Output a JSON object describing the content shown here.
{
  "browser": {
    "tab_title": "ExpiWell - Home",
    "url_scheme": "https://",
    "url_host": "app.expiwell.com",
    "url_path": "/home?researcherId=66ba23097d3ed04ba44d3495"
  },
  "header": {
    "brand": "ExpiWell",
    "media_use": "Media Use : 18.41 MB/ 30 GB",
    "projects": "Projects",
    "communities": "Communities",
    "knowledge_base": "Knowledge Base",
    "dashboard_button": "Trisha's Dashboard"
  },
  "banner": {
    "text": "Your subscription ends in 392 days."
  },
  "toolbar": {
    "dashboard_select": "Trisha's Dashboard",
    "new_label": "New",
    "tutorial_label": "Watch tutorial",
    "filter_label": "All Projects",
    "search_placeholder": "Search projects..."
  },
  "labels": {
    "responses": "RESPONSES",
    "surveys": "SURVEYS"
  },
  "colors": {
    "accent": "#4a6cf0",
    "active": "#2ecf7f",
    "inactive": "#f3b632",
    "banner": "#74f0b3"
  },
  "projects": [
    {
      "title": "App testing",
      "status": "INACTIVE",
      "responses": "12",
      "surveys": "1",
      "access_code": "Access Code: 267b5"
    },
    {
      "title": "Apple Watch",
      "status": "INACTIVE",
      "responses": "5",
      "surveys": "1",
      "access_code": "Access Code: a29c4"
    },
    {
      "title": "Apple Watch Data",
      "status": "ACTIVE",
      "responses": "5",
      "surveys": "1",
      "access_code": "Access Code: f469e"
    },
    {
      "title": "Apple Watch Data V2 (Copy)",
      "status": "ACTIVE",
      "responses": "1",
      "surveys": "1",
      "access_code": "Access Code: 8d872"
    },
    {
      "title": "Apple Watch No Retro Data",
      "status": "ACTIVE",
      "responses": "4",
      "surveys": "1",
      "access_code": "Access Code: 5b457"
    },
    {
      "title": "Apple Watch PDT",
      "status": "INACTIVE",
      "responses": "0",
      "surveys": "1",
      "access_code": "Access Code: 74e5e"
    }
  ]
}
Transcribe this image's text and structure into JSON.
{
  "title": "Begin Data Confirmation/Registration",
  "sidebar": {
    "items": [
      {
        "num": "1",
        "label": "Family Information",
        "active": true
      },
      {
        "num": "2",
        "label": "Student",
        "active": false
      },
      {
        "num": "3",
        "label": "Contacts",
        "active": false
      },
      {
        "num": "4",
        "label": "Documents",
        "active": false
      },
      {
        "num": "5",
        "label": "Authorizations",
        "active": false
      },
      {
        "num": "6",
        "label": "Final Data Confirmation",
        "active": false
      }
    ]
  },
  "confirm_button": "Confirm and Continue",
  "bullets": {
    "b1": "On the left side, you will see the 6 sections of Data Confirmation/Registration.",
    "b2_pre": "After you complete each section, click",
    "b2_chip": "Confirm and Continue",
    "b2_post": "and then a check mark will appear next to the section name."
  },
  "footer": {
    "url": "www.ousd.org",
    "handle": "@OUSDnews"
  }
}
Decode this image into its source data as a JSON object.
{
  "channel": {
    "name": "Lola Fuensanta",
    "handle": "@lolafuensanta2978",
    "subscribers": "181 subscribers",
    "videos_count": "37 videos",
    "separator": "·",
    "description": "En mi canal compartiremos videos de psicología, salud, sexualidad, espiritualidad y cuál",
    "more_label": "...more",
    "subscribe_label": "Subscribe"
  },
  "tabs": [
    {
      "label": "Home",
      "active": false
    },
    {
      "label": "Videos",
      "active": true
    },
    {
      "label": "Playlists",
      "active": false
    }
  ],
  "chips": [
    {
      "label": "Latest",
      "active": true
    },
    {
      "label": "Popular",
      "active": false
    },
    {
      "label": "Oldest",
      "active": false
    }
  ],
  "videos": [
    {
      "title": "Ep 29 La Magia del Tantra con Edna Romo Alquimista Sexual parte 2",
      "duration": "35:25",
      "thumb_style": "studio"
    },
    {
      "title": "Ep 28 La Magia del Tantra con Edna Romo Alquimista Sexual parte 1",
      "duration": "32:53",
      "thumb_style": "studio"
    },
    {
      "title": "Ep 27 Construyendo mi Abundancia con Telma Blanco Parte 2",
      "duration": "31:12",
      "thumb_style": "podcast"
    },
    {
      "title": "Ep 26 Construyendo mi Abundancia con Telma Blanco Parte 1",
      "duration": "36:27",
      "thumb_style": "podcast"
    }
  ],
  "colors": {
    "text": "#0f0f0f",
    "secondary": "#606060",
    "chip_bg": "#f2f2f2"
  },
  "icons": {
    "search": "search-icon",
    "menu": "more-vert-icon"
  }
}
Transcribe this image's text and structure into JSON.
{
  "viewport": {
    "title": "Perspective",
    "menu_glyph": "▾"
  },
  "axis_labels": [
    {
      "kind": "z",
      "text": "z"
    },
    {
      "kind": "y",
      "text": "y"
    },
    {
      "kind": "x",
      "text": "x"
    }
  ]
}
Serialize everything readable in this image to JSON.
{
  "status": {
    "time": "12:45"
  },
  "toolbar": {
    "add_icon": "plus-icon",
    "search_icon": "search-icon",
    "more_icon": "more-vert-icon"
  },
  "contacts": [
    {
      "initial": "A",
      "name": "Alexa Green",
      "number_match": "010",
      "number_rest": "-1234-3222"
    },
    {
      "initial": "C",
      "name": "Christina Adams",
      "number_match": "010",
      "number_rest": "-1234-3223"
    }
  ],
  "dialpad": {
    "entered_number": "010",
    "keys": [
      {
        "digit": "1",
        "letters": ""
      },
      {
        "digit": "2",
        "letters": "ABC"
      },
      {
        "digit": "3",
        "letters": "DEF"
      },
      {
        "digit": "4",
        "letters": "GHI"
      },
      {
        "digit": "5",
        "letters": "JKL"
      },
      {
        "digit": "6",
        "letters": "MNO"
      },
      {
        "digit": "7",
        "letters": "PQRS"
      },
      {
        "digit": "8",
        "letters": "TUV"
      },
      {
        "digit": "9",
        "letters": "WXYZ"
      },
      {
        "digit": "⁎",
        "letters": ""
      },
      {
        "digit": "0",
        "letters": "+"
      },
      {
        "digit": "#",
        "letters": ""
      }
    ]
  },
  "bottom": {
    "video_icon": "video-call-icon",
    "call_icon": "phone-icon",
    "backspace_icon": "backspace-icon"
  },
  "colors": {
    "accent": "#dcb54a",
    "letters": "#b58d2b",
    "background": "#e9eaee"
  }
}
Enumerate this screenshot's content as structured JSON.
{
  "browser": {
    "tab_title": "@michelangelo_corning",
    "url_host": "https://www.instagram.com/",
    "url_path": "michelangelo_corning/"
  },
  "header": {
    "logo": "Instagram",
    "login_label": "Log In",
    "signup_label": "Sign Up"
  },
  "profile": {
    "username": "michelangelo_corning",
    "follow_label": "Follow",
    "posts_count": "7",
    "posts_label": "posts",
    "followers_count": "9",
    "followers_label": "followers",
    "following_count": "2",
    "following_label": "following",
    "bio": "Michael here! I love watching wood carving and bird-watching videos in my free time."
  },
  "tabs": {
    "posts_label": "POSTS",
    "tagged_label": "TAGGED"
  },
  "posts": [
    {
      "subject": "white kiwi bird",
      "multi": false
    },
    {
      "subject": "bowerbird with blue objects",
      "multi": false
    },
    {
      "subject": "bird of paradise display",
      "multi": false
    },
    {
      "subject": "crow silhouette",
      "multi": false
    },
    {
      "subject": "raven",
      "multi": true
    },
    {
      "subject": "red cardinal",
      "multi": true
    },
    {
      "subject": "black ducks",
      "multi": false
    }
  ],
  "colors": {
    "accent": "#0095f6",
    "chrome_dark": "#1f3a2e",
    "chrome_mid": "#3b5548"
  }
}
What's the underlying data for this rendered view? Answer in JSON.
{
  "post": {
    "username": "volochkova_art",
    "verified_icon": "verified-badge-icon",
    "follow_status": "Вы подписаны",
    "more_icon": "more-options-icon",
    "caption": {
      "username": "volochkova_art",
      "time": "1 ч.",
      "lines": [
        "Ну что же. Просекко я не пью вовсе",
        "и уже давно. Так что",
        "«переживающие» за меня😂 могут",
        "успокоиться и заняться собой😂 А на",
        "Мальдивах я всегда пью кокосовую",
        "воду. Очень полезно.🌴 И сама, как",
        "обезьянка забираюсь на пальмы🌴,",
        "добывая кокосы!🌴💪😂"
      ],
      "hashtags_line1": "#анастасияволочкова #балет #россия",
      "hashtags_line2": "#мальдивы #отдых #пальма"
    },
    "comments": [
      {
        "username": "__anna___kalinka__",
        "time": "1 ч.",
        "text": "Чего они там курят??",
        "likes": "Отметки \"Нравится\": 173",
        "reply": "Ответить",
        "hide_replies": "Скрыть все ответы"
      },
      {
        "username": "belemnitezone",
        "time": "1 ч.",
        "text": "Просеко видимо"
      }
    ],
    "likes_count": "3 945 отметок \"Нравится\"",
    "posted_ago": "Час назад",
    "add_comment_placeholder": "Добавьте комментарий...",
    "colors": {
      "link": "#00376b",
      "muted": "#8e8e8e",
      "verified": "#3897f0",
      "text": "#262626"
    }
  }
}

____

◆ What this task involves
In the records, locate each line holding the string "Blanco" and copy it.

◆ Written answer
      "title": "Ep 27 Construyendo mi Abundancia con Telma Blanco Parte 2",
      "title": "Ep 26 Construyendo mi Abundancia con Telma Blanco Parte 1",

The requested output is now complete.